= Document extract =
16th Walker Cup Match
- Dates: August 30–31, 1957
- Venue: The Minikahda Club
- Location: Minneapolis, Minnesota
- Captains: Charles Coe (USA); Gerald Micklem (GB&I);
| United States | 8 | 3 | United Kingdom Republic of Ireland |
- United States wins the Walker Cup

= 1957 Walker Cup =

Golf tournament

The 1957 Walker Cup, the 16th Walker Cup Match, was played on August 30 and 31, 1957, at the Minikahda Club, Minneapolis, Minnesota. The United States won by 8 matches to 3 with one match halved.

==Format==
Four 36-hole matches of foursomes were played on Friday and eight singles matches on Saturday. Each of the 12 matches was worth one point in the larger team competition. If a match was all square after the 36th hole extra holes were not played. The team with most points won the competition. If the two teams were tied, the previous winner would retain the trophy.

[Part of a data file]
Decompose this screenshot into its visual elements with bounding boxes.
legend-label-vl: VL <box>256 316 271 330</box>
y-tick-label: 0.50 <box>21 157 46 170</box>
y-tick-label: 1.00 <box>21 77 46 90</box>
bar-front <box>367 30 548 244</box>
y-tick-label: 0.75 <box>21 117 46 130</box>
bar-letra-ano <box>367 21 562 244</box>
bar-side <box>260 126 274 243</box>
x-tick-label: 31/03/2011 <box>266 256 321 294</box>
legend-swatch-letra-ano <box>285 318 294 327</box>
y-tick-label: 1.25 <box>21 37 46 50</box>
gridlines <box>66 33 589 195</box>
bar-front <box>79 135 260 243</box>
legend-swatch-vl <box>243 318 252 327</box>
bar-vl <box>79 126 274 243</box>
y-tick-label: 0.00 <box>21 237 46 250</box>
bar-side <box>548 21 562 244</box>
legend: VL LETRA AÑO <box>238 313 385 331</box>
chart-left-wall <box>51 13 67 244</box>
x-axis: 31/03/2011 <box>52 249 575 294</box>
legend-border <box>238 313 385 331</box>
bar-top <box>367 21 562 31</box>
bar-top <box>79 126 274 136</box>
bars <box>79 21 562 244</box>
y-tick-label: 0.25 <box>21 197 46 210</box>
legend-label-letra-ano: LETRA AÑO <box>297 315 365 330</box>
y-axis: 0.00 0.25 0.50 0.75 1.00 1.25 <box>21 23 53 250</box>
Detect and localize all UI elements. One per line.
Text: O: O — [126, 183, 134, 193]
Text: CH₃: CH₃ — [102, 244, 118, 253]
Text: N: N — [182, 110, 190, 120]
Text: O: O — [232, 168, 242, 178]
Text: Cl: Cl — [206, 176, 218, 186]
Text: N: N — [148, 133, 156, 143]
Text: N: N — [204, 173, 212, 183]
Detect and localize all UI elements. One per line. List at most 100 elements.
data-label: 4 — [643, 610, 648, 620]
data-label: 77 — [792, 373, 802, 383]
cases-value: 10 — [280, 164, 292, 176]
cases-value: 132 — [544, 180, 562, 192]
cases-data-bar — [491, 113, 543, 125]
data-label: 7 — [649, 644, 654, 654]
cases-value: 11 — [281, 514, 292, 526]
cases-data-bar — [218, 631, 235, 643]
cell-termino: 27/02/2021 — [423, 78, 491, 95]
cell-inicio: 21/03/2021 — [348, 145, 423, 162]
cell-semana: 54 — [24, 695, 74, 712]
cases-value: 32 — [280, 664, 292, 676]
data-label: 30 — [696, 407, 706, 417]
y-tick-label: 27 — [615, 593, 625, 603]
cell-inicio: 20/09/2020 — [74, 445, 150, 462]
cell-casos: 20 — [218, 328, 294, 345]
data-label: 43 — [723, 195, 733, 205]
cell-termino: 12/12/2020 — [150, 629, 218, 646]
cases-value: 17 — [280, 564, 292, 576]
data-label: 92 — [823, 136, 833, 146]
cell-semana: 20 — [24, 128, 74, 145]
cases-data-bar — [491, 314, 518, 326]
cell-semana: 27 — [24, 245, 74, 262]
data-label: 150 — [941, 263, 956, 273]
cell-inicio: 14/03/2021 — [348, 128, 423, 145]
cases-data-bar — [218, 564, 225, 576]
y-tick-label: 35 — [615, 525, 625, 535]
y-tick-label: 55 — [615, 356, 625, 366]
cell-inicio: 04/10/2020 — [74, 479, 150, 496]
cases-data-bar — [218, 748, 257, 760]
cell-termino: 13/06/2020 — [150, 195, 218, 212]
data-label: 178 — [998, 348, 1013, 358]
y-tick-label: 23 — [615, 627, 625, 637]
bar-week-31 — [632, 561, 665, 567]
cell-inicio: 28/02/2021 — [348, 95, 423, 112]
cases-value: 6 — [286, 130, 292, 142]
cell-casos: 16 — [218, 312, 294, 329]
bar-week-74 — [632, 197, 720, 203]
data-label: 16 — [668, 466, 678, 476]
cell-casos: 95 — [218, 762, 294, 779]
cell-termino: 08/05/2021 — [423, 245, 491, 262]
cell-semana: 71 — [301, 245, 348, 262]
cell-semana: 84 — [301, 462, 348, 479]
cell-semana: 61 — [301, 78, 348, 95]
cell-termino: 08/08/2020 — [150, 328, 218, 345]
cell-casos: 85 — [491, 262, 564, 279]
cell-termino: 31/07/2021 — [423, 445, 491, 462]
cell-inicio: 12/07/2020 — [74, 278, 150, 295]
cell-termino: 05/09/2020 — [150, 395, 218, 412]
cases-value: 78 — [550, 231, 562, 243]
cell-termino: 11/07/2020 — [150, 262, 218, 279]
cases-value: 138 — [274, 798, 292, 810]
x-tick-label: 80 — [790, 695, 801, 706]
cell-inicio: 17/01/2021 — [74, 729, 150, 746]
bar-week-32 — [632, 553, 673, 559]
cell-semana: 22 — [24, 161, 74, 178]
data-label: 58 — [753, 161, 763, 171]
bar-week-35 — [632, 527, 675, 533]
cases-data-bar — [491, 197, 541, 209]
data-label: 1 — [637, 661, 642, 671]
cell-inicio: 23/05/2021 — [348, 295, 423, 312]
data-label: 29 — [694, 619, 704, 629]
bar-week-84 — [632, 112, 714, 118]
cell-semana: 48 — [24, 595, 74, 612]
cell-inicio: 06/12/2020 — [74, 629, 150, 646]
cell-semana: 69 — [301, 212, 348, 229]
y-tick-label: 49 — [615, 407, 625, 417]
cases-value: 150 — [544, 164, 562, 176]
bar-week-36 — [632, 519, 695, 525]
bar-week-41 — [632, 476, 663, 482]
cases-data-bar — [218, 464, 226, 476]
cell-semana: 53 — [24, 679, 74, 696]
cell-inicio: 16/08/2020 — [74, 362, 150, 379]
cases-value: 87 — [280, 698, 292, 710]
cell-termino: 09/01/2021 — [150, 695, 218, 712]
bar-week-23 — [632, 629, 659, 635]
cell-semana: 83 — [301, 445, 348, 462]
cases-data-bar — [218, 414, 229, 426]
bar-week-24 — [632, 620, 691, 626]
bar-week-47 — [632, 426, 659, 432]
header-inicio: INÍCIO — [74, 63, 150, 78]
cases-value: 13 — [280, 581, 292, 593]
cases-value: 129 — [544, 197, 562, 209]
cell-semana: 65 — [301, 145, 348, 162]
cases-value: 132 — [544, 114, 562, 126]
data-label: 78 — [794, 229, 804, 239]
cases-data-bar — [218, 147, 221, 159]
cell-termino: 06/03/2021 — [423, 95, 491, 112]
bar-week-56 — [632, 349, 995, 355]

= Work to do =
A - By what score did the United States win, according to the 1957 Walker Cup text?
B - Please reproduce the 1957 Walker Cup text starting at "Golf tournament" and ending at "retain the trophy.".

= Exercise results =
A - The United States won by 8 matches to 3, with one match halved.

B -
Golf tournament

The 1957 Walker Cup, the 16th Walker Cup Match, was played on August 30 and 31, 1957, at the Minikahda Club, Minneapolis, Minnesota. The United States won by 8 matches to 3 with one match halved.

==Format==
Four 36-hole matches of foursomes were played on Friday and eight singles matches on Saturday. Each of the 12 matches was worth one point in the larger team competition. If a match was all square after the 36th hole extra holes were not played. The team with most points won the competition. If the two teams were tied, the previous winner would retain the trophy.